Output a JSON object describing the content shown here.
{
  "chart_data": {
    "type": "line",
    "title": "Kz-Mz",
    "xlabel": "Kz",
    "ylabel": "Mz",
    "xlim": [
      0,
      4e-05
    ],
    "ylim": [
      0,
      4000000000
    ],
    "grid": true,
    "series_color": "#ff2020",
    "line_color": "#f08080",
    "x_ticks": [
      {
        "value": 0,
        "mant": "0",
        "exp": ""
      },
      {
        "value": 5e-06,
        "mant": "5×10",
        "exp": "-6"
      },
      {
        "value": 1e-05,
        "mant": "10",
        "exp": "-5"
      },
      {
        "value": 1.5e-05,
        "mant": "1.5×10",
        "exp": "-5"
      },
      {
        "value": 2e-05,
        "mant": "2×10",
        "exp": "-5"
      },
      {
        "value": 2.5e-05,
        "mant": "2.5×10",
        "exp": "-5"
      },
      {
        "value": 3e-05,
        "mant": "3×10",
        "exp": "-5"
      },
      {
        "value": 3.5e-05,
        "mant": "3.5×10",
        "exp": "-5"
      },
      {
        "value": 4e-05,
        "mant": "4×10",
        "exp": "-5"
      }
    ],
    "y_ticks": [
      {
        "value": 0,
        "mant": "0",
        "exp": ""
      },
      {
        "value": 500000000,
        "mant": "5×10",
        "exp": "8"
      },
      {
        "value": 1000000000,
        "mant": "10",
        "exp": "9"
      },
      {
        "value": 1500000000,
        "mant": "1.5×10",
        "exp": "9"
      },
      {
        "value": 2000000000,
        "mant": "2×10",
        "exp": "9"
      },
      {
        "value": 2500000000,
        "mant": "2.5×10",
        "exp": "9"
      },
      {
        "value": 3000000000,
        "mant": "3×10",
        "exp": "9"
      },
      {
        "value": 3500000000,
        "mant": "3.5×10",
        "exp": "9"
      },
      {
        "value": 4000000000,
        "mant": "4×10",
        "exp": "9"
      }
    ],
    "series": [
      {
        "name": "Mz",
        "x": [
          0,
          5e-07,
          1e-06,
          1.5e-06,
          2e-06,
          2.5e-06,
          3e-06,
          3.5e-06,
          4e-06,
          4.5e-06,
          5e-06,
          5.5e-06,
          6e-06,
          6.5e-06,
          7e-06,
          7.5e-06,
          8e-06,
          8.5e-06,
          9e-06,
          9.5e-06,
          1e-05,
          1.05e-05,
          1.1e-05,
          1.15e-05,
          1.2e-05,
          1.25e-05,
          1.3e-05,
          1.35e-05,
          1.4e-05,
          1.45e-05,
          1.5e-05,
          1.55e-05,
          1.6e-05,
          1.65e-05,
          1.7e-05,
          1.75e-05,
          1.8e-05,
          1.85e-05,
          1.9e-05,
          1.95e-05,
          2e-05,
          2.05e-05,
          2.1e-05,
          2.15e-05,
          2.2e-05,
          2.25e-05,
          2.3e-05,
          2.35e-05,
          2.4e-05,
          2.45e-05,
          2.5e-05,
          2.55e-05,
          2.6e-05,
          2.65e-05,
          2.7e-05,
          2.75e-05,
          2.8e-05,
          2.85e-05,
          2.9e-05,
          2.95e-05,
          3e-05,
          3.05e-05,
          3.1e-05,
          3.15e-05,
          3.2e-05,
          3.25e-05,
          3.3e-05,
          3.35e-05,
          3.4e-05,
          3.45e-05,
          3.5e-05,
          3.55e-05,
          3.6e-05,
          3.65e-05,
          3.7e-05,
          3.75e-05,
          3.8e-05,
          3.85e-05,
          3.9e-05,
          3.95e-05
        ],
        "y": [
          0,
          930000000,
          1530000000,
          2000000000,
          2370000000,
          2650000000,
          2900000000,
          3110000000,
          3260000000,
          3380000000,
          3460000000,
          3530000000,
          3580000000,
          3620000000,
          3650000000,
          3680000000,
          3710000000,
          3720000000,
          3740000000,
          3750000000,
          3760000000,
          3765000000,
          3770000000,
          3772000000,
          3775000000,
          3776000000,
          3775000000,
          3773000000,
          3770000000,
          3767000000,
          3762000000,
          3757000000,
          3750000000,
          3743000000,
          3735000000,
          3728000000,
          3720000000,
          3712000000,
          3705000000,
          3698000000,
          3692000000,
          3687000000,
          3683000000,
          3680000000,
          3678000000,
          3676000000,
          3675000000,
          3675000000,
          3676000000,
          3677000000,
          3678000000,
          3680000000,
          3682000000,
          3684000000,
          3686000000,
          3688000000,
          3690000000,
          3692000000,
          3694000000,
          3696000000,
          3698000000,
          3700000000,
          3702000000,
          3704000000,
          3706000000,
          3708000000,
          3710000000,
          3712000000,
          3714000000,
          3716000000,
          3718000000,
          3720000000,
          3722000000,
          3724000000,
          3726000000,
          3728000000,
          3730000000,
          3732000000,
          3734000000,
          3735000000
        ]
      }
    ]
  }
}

###

[Given task]
Copy every line of the records word for word.

[Exercise answer]
Output a JSON object describing the content shown here.
{
  "chart_data": {
    "type": "line",
    "title": "Kz-Mz",
    "xlabel": "Kz",
    "ylabel": "Mz",
    "xlim": [
      0,
      4e-05
    ],
    "ylim": [
      0,
      4000000000
    ],
    "grid": true,
    "series_color": "#ff2020",
    "line_color": "#f08080",
    "x_ticks": [
      {
        "value": 0,
        "mant": "0",
        "exp": ""
      },
      {
        "value": 5e-06,
        "mant": "5×10",
        "exp": "-6"
      },
      {
        "value": 1e-05,
        "mant": "10",
        "exp": "-5"
      },
      {
        "value": 1.5e-05,
        "mant": "1.5×10",
        "exp": "-5"
      },
      {
        "value": 2e-05,
        "mant": "2×10",
        "exp": "-5"
      },
      {
        "value": 2.5e-05,
        "mant": "2.5×10",
        "exp": "-5"
      },
      {
        "value": 3e-05,
        "mant": "3×10",
        "exp": "-5"
      },
      {
        "value": 3.5e-05,
        "mant": "3.5×10",
        "exp": "-5"
      },
      {
        "value": 4e-05,
        "mant": "4×10",
        "exp": "-5"
      }
    ],
    "y_ticks": [
      {
        "value": 0,
        "mant": "0",
        "exp": ""
      },
      {
        "value": 500000000,
        "mant": "5×10",
        "exp": "8"
      },
      {
        "value": 1000000000,
        "mant": "10",
        "exp": "9"
      },
      {
        "value": 1500000000,
        "mant": "1.5×10",
        "exp": "9"
      },
      {
        "value": 2000000000,
        "mant": "2×10",
        "exp": "9"
      },
      {
        "value": 2500000000,
        "mant": "2.5×10",
        "exp": "9"
      },
      {
        "value": 3000000000,
        "mant": "3×10",
        "exp": "9"
      },
      {
        "value": 3500000000,
        "mant": "3.5×10",
        "exp": "9"
      },
      {
        "value": 4000000000,
        "mant": "4×10",
        "exp": "9"
      }
    ],
    "series": [
      {
        "name": "Mz",
        "x": [
          0,
          5e-07,
          1e-06,
          1.5e-06,
          2e-06,
          2.5e-06,
          3e-06,
          3.5e-06,
          4e-06,
          4.5e-06,
          5e-06,
          5.5e-06,
          6e-06,
          6.5e-06,
          7e-06,
          7.5e-06,
          8e-06,
          8.5e-06,
          9e-06,
          9.5e-06,
          1e-05,
          1.05e-05,
          1.1e-05,
          1.15e-05,
          1.2e-05,
          1.25e-05,
          1.3e-05,
          1.35e-05,
          1.4e-05,
          1.45e-05,
          1.5e-05,
          1.55e-05,
          1.6e-05,
          1.65e-05,
          1.7e-05,
          1.75e-05,
          1.8e-05,
          1.85e-05,
          1.9e-05,
          1.95e-05,
          2e-05,
          2.05e-05,
          2.1e-05,
          2.15e-05,
          2.2e-05,
          2.25e-05,
          2.3e-05,
          2.35e-05,
          2.4e-05,
          2.45e-05,
          2.5e-05,
          2.55e-05,
          2.6e-05,
          2.65e-05,
          2.7e-05,
          2.75e-05,
          2.8e-05,
          2.85e-05,
          2.9e-05,
          2.95e-05,
          3e-05,
          3.05e-05,
          3.1e-05,
          3.15e-05,
          3.2e-05,
          3.25e-05,
          3.3e-05,
          3.35e-05,
          3.4e-05,
          3.45e-05,
          3.5e-05,
          3.55e-05,
          3.6e-05,
          3.65e-05,
          3.7e-05,
          3.75e-05,
          3.8e-05,
          3.85e-05,
          3.9e-05,
          3.95e-05
        ],
        "y": [
          0,
          930000000,
          1530000000,
          2000000000,
          2370000000,
          2650000000,
          2900000000,
          3110000000,
          3260000000,
          3380000000,
          3460000000,
          3530000000,
          3580000000,
          3620000000,
          3650000000,
          3680000000,
          3710000000,
          3720000000,
          3740000000,
          3750000000,
          3760000000,
          3765000000,
          3770000000,
          3772000000,
          3775000000,
          3776000000,
          3775000000,
          3773000000,
          3770000000,
          3767000000,
          3762000000,
          3757000000,
          3750000000,
          3743000000,
          3735000000,
          3728000000,
          3720000000,
          3712000000,
          3705000000,
          3698000000,
          3692000000,
          3687000000,
          3683000000,
          3680000000,
          3678000000,
          3676000000,
          3675000000,
          3675000000,
          3676000000,
          3677000000,
          3678000000,
          3680000000,
          3682000000,
          3684000000,
          3686000000,
          3688000000,
          3690000000,
          3692000000,
          3694000000,
          3696000000,
          3698000000,
          3700000000,
          3702000000,
          3704000000,
          3706000000,
          3708000000,
          3710000000,
          3712000000,
          3714000000,
          3716000000,
          3718000000,
          3720000000,
          3722000000,
          3724000000,
          3726000000,
          3728000000,
          3730000000,
          3732000000,
          3734000000,
          3735000000
        ]
      }
    ]
  }
}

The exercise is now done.